▶ Task description
Repeat the whole listing exactly as written.

··········

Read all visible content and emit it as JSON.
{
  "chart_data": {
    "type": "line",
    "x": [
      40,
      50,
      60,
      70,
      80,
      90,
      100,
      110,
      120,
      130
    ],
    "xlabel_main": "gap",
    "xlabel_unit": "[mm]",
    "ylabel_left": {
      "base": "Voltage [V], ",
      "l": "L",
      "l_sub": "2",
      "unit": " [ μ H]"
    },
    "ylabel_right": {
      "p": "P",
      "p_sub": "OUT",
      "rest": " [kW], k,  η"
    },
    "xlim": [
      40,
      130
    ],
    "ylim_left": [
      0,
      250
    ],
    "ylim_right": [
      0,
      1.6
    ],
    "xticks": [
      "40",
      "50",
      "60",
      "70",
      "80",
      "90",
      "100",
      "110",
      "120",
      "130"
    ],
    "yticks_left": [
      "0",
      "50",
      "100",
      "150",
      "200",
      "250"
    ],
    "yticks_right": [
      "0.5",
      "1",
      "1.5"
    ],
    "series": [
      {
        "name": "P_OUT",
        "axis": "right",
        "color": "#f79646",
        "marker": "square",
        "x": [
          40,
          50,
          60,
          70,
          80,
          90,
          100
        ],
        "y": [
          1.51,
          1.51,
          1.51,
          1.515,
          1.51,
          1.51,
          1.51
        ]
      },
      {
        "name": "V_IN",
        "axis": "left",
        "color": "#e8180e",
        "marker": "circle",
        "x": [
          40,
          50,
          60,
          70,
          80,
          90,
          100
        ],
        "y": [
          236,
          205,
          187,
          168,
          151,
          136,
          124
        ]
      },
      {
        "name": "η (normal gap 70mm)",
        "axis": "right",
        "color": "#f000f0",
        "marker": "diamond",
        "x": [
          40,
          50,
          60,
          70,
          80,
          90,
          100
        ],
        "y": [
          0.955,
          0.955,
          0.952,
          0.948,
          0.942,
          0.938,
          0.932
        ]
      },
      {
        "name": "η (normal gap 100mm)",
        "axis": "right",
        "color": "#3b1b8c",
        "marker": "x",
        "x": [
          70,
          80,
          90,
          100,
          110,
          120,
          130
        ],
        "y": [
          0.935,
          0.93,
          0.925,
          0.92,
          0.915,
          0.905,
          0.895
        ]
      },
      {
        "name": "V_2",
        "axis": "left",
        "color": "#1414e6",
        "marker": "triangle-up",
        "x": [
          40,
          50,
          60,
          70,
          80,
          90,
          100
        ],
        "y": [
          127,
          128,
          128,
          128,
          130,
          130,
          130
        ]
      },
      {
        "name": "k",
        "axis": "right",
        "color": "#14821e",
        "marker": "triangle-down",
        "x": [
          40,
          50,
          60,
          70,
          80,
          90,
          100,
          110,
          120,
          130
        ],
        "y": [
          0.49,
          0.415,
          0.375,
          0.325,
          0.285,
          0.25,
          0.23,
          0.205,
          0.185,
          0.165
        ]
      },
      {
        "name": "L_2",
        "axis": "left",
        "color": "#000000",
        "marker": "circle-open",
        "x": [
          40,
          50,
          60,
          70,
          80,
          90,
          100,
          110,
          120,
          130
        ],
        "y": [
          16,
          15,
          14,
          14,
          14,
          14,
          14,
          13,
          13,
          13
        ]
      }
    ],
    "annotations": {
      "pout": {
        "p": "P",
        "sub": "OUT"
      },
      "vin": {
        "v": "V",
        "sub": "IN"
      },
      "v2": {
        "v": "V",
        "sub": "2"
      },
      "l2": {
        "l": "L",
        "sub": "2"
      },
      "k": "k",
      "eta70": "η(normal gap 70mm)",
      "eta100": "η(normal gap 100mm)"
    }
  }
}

··········

▶ Answer to this exercise
Read all visible content and emit it as JSON.
{
  "chart_data": {
    "type": "line",
    "x": [
      40,
      50,
      60,
      70,
      80,
      90,
      100,
      110,
      120,
      130
    ],
    "xlabel_main": "gap",
    "xlabel_unit": "[mm]",
    "ylabel_left": {
      "base": "Voltage [V], ",
      "l": "L",
      "l_sub": "2",
      "unit": " [ μ H]"
    },
    "ylabel_right": {
      "p": "P",
      "p_sub": "OUT",
      "rest": " [kW], k,  η"
    },
    "xlim": [
      40,
      130
    ],
    "ylim_left": [
      0,
      250
    ],
    "ylim_right": [
      0,
      1.6
    ],
    "xticks": [
      "40",
      "50",
      "60",
      "70",
      "80",
      "90",
      "100",
      "110",
      "120",
      "130"
    ],
    "yticks_left": [
      "0",
      "50",
      "100",
      "150",
      "200",
      "250"
    ],
    "yticks_right": [
      "0.5",
      "1",
      "1.5"
    ],
    "series": [
      {
        "name": "P_OUT",
        "axis": "right",
        "color": "#f79646",
        "marker": "square",
        "x": [
          40,
          50,
          60,
          70,
          80,
          90,
          100
        ],
        "y": [
          1.51,
          1.51,
          1.51,
          1.515,
          1.51,
          1.51,
          1.51
        ]
      },
      {
        "name": "V_IN",
        "axis": "left",
        "color": "#e8180e",
        "marker": "circle",
        "x": [
          40,
          50,
          60,
          70,
          80,
          90,
          100
        ],
        "y": [
          236,
          205,
          187,
          168,
          151,
          136,
          124
        ]
      },
      {
        "name": "η (normal gap 70mm)",
        "axis": "right",
        "color": "#f000f0",
        "marker": "diamond",
        "x": [
          40,
          50,
          60,
          70,
          80,
          90,
          100
        ],
        "y": [
          0.955,
          0.955,
          0.952,
          0.948,
          0.942,
          0.938,
          0.932
        ]
      },
      {
        "name": "η (normal gap 100mm)",
        "axis": "right",
        "color": "#3b1b8c",
        "marker": "x",
        "x": [
          70,
          80,
          90,
          100,
          110,
          120,
          130
        ],
        "y": [
          0.935,
          0.93,
          0.925,
          0.92,
          0.915,
          0.905,
          0.895
        ]
      },
      {
        "name": "V_2",
        "axis": "left",
        "color": "#1414e6",
        "marker": "triangle-up",
        "x": [
          40,
          50,
          60,
          70,
          80,
          90,
          100
        ],
        "y": [
          127,
          128,
          128,
          128,
          130,
          130,
          130
        ]
      },
      {
        "name": "k",
        "axis": "right",
        "color": "#14821e",
        "marker": "triangle-down",
        "x": [
          40,
          50,
          60,
          70,
          80,
          90,
          100,
          110,
          120,
          130
        ],
        "y": [
          0.49,
          0.415,
          0.375,
          0.325,
          0.285,
          0.25,
          0.23,
          0.205,
          0.185,
          0.165
        ]
      },
      {
        "name": "L_2",
        "axis": "left",
        "color": "#000000",
        "marker": "circle-open",
        "x": [
          40,
          50,
          60,
          70,
          80,
          90,
          100,
          110,
          120,
          130
        ],
        "y": [
          16,
          15,
          14,
          14,
          14,
          14,
          14,
          13,
          13,
          13
        ]
      }
    ],
    "annotations": {
      "pout": {
        "p": "P",
        "sub": "OUT"
      },
      "vin": {
        "v": "V",
        "sub": "IN"
      },
      "v2": {
        "v": "V",
        "sub": "2"
      },
      "l2": {
        "l": "L",
        "sub": "2"
      },
      "k": "k",
      "eta70": "η(normal gap 70mm)",
      "eta100": "η(normal gap 100mm)"
    }
  }
}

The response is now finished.